[start Provided data]

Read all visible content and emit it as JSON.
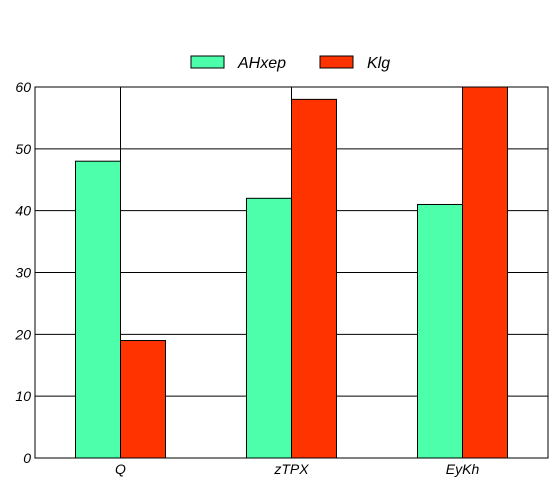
{
  "chart_data": {
    "type": "bar",
    "categories": [
      "Q",
      "zTPX",
      "EyKh"
    ],
    "series": [
      {
        "name": "AHxep",
        "values": [
          48,
          42,
          41
        ],
        "color": "#4dffaa"
      },
      {
        "name": "Klg",
        "values": [
          19,
          58,
          60
        ],
        "color": "#ff3300"
      }
    ],
    "ylim": [
      0,
      60
    ],
    "yticks": [
      0,
      10,
      20,
      30,
      40,
      50,
      60
    ],
    "grid": true,
    "legend_position": "top-center"
  }
}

[end Provided data]

Without the pictures, print the whole listing exactly as given.

### [Output]
Read all visible content and emit it as JSON.
{
  "chart_data": {
    "type": "bar",
    "categories": [
      "Q",
      "zTPX",
      "EyKh"
    ],
    "series": [
      {
        "name": "AHxep",
        "values": [
          48,
          42,
          41
        ],
        "color": "#4dffaa"
      },
      {
        "name": "Klg",
        "values": [
          19,
          58,
          60
        ],
        "color": "#ff3300"
      }
    ],
    "ylim": [
      0,
      60
    ],
    "yticks": [
      0,
      10,
      20,
      30,
      40,
      50,
      60
    ],
    "grid": true,
    "legend_position": "top-center"
  }
}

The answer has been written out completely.